Skip the images and copy each record exactly as written.

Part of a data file
════════
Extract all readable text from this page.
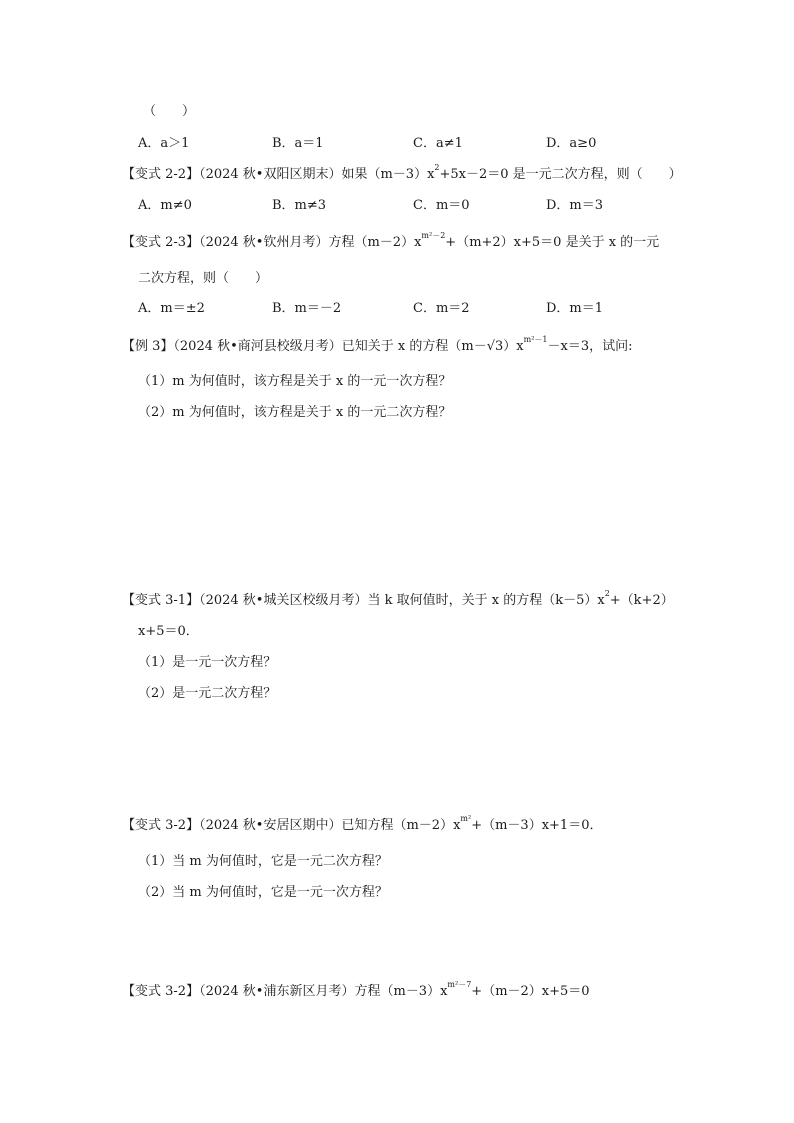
（　　）
A．a＞1	B．a＝1	C．a≠1	D．a≥0
【变式 2-2】（2024 秋•双阳区期末）如果$(m-3)x^2+5x-2=0$ 是一元二次方程，则（　　）
A．m≠0	B．m≠3	C．m＝0	D．m＝3
【变式 2-3】（2024 秋•钦州月考）方程$(m-2)x^{m^2-2}+(m+2)x+5=0$ 是关于 x 的一元
二次方程，则（　　）
A．m＝±2	B．m＝－2	C．m＝2	D．m＝1
【例 3】（2024 秋•商河县校级月考）已知关于 x 的方程$(m-√3)x^{m^2-1}-x=3$，试问:
（1）m 为何值时，该方程是关于 x 的一元一次方程？
（2）m 为何值时，该方程是关于 x 的一元二次方程？
【变式 3-1】（2024 秋•城关区校级月考）当 k 取何值时，关于 x 的方程$(k-5)x^2+(k+2)$
x+5＝0．
（1）是一元一次方程？
（2）是一元二次方程？
【变式 3-2】（2024 秋•安居区期中）已知方程$(m-2)x^{m^2}+(m-3)x+1=0$．
（1）当 m 为何值时，它是一元二次方程？
（2）当 m 为何值时，它是一元一次方程？
【变式 3-2】（2024 秋•浦东新区月考）方程$(m-3)x^{m^2-7}+(m-2)x+5=0$
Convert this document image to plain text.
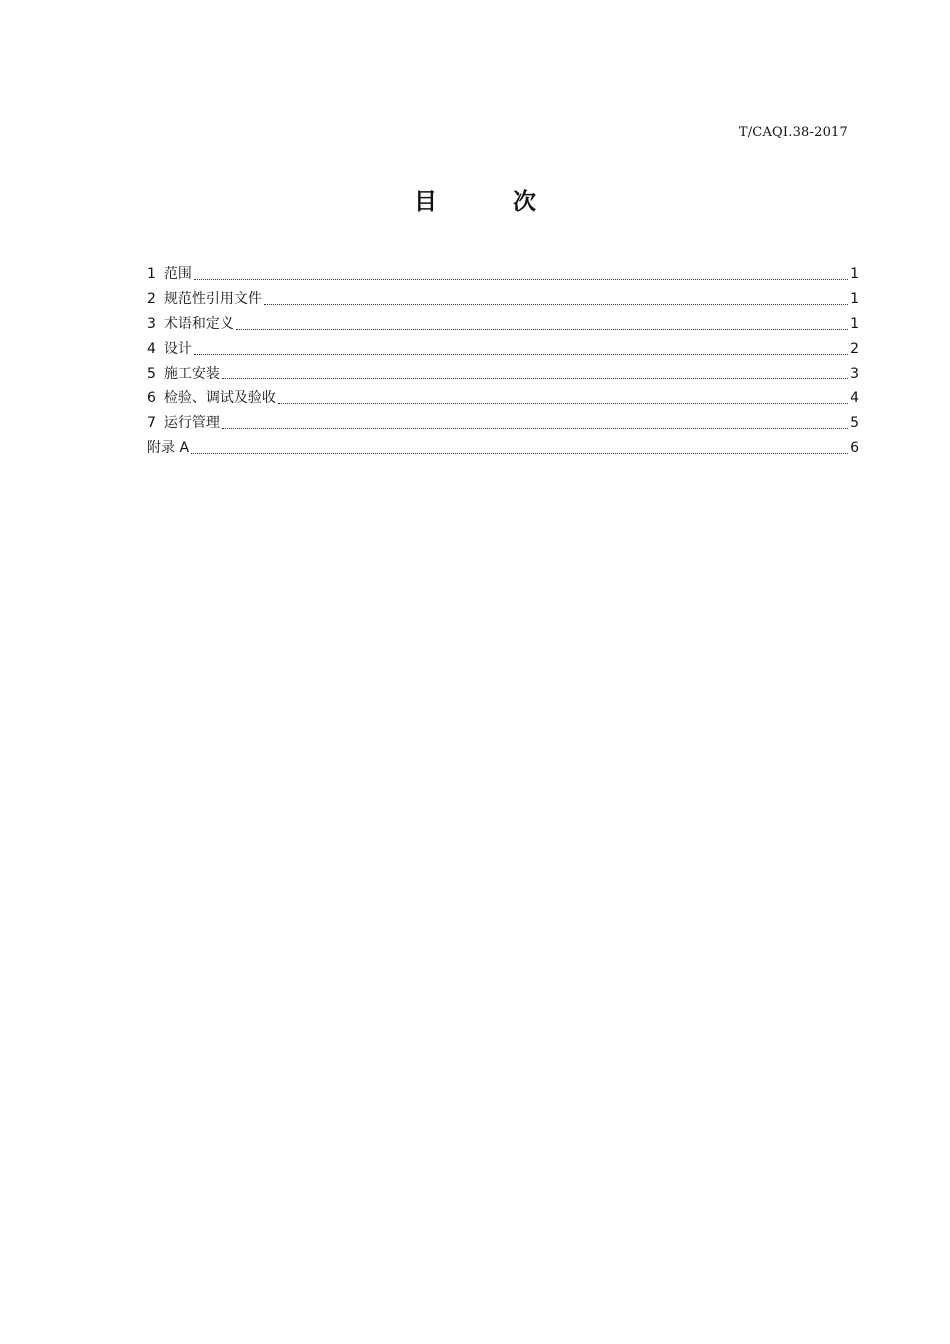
T/CAQI.38-2017
目 次
1 范围	1
2 规范性引用文件	1
3 术语和定义	1
4 设计	2
5 施工安装	3
6 检验、调试及验收	4
7 运行管理	5
附录 A	6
════════
(Response):
Extract all readable text from this page.
（　　）
A．a＞1	B．a＝1	C．a≠1	D．a≥0
【变式 2-2】（2024 秋•双阳区期末）如果$(m-3)x^2+5x-2=0$ 是一元二次方程，则（　　）
A．m≠0	B．m≠3	C．m＝0	D．m＝3
【变式 2-3】（2024 秋•钦州月考）方程$(m-2)x^{m^2-2}+(m+2)x+5=0$ 是关于 x 的一元
二次方程，则（　　）
A．m＝±2	B．m＝－2	C．m＝2	D．m＝1
【例 3】（2024 秋•商河县校级月考）已知关于 x 的方程$(m-√3)x^{m^2-1}-x=3$，试问:
（1）m 为何值时，该方程是关于 x 的一元一次方程？
（2）m 为何值时，该方程是关于 x 的一元二次方程？
【变式 3-1】（2024 秋•城关区校级月考）当 k 取何值时，关于 x 的方程$(k-5)x^2+(k+2)$
x+5＝0．
（1）是一元一次方程？
（2）是一元二次方程？
【变式 3-2】（2024 秋•安居区期中）已知方程$(m-2)x^{m^2}+(m-3)x+1=0$．
（1）当 m 为何值时，它是一元二次方程？
（2）当 m 为何值时，它是一元一次方程？
【变式 3-2】（2024 秋•浦东新区月考）方程$(m-3)x^{m^2-7}+(m-2)x+5=0$
Convert this document image to plain text.
T/CAQI.38-2017
目 次
1 范围	1
2 规范性引用文件	1
3 术语和定义	1
4 设计	2
5 施工安装	3
6 检验、调试及验收	4
7 运行管理	5
附录 A	6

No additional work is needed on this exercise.